**Exercise aim:** Pick out every line of the records below that contains the string "header", and copy each such line in full.

**Available data:**
================
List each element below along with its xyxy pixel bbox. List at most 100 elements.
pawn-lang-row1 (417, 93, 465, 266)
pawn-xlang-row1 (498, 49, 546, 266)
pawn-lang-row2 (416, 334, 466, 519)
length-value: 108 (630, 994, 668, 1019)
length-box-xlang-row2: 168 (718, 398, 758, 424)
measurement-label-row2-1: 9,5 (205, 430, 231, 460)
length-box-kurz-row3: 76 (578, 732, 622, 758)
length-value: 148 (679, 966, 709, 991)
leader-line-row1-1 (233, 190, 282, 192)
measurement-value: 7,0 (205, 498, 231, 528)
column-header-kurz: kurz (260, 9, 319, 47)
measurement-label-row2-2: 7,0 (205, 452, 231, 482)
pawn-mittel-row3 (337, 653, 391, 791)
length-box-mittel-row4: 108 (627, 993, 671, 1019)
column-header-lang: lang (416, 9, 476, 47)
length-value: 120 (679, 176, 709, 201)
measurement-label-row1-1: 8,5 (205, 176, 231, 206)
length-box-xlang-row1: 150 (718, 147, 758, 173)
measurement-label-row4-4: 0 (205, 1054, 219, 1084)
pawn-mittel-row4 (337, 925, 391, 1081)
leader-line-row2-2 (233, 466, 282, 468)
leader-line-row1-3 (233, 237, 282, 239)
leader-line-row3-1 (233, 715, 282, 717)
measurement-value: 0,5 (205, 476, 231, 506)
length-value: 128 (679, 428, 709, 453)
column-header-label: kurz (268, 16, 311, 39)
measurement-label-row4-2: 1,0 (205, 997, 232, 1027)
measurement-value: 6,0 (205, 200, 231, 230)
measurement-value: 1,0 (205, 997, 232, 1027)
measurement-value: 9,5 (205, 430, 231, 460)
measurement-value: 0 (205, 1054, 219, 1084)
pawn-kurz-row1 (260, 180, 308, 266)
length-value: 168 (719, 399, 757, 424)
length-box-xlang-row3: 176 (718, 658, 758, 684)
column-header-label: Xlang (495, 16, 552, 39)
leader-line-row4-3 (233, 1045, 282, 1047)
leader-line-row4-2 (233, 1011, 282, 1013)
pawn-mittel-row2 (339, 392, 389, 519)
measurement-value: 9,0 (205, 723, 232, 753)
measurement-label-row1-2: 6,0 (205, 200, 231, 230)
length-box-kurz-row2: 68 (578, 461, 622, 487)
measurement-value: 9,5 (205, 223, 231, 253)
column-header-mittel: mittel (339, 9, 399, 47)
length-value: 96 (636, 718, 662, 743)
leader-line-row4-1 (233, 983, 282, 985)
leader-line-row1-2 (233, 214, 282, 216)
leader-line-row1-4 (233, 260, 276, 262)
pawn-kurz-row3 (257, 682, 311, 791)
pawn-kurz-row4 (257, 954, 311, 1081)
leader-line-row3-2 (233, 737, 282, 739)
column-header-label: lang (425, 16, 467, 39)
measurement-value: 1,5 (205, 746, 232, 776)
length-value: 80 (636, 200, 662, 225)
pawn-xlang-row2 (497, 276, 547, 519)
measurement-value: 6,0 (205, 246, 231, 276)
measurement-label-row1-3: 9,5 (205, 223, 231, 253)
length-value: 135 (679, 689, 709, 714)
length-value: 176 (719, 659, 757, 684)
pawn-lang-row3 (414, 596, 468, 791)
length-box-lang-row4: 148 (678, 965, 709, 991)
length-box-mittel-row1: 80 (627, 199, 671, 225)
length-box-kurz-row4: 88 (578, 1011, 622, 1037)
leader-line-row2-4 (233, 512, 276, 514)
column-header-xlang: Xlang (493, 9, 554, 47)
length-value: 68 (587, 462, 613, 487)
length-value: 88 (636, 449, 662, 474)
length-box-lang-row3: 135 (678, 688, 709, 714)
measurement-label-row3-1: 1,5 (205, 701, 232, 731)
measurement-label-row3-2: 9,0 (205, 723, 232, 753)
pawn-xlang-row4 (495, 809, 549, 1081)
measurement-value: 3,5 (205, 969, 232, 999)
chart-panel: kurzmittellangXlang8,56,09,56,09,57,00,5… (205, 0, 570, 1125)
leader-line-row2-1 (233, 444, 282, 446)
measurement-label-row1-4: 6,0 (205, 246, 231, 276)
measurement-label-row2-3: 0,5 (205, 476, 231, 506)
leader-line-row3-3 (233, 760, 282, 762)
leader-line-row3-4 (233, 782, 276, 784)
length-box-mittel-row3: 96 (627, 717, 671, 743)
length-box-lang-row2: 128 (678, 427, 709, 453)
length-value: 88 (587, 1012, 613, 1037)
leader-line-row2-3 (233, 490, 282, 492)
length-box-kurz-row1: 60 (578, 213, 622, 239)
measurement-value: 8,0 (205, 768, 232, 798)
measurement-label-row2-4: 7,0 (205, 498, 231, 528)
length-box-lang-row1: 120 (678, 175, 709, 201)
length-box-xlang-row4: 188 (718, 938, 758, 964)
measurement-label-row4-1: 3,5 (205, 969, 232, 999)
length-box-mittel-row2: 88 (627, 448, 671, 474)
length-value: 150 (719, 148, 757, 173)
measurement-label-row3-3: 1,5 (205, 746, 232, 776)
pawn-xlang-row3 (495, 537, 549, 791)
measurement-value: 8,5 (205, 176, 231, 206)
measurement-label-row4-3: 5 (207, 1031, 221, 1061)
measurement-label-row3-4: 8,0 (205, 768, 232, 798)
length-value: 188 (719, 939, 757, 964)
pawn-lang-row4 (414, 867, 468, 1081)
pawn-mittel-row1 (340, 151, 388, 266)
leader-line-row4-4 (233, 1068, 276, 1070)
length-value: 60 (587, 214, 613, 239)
================
**The answer:**
column-header-kurz: kurz (260, 9, 319, 47)
column-header-lang: lang (416, 9, 476, 47)
column-header-label: kurz (268, 16, 311, 39)
column-header-label: Xlang (495, 16, 552, 39)
column-header-mittel: mittel (339, 9, 399, 47)
column-header-label: lang (425, 16, 467, 39)
column-header-xlang: Xlang (493, 9, 554, 47)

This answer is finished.